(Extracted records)
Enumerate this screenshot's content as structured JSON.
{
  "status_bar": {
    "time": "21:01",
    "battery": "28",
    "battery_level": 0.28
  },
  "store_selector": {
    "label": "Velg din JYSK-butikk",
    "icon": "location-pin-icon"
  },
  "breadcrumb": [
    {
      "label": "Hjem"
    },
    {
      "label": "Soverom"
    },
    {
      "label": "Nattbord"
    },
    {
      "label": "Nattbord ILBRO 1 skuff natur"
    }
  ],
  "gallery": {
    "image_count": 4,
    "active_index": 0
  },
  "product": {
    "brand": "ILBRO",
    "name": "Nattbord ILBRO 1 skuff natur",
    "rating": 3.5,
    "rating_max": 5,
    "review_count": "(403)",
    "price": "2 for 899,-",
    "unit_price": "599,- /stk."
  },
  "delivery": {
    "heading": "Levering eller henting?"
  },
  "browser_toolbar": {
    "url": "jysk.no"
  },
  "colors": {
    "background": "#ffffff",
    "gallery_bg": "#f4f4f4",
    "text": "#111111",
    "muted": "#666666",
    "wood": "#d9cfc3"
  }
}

Aim
Restate the records, all of them, precisely as written.

Written solution
Enumerate this screenshot's content as structured JSON.
{
  "status_bar": {
    "time": "21:01",
    "battery": "28",
    "battery_level": 0.28
  },
  "store_selector": {
    "label": "Velg din JYSK-butikk",
    "icon": "location-pin-icon"
  },
  "breadcrumb": [
    {
      "label": "Hjem"
    },
    {
      "label": "Soverom"
    },
    {
      "label": "Nattbord"
    },
    {
      "label": "Nattbord ILBRO 1 skuff natur"
    }
  ],
  "gallery": {
    "image_count": 4,
    "active_index": 0
  },
  "product": {
    "brand": "ILBRO",
    "name": "Nattbord ILBRO 1 skuff natur",
    "rating": 3.5,
    "rating_max": 5,
    "review_count": "(403)",
    "price": "2 for 899,-",
    "unit_price": "599,- /stk."
  },
  "delivery": {
    "heading": "Levering eller henting?"
  },
  "browser_toolbar": {
    "url": "jysk.no"
  },
  "colors": {
    "background": "#ffffff",
    "gallery_bg": "#f4f4f4",
    "text": "#111111",
    "muted": "#666666",
    "wood": "#d9cfc3"
  }
}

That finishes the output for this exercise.